§ Directions for this task
Gather all lines from the material that contain the word "Чоловського".

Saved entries
___

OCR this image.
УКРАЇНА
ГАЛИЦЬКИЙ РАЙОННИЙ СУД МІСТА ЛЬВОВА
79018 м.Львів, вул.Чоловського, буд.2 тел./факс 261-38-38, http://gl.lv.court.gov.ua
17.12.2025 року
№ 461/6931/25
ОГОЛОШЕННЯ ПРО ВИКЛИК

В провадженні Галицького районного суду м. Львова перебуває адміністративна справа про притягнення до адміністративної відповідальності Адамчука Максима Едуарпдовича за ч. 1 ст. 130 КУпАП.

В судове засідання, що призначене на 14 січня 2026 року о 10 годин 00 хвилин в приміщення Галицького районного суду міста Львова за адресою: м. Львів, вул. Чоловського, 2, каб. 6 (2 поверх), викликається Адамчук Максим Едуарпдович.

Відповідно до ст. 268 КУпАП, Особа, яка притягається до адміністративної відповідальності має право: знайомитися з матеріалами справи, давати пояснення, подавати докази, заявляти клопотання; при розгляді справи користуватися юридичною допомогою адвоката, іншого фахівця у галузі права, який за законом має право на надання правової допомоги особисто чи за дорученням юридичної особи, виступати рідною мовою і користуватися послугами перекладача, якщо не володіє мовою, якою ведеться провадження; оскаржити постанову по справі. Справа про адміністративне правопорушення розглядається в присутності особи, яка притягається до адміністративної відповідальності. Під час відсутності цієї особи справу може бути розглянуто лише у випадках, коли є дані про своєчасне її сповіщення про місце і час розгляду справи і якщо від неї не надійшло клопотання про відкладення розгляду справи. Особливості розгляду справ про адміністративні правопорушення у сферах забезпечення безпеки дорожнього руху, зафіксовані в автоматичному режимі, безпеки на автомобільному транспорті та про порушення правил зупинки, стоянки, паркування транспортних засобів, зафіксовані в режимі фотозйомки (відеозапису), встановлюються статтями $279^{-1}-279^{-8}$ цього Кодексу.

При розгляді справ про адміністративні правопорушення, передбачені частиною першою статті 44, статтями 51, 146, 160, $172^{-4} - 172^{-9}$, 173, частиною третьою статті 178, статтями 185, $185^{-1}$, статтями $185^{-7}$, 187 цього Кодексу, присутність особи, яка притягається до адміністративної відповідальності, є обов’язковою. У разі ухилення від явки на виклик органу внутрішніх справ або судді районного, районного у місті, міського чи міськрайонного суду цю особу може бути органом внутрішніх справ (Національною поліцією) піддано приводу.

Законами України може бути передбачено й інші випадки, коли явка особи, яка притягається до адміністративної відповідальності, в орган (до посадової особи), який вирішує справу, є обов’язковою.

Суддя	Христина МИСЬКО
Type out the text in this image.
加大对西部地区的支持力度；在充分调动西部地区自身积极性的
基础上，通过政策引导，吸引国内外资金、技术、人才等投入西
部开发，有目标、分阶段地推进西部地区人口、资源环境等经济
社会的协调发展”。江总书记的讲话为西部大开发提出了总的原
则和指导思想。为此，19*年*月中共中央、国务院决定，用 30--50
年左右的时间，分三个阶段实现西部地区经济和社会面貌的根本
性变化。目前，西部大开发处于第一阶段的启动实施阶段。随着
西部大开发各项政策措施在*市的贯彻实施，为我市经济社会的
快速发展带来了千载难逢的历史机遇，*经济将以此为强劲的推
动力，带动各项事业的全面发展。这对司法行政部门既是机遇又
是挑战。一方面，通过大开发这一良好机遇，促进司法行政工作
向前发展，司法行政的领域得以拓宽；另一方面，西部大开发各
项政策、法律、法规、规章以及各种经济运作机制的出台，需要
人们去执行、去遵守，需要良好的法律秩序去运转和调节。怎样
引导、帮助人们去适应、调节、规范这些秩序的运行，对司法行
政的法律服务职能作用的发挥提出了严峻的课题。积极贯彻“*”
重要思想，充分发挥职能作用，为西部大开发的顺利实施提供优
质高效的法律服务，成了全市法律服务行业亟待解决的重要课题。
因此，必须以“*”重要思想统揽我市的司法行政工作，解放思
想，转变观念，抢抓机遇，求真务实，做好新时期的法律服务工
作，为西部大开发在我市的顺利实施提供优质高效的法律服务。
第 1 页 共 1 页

___

§ Reply
79018 м.Львів, вул.Чоловського, буд.2 тел./факс 261-38-38, http://gl.lv.court.gov.ua
В судове засідання, що призначене на 14 січня 2026 року о 10 годин 00 хвилин в приміщення Галицького районного суду міста Львова за адресою: м. Львів, вул. Чоловського, 2, каб. 6 (2 поверх), викликається Адамчук Максим Едуарпдович.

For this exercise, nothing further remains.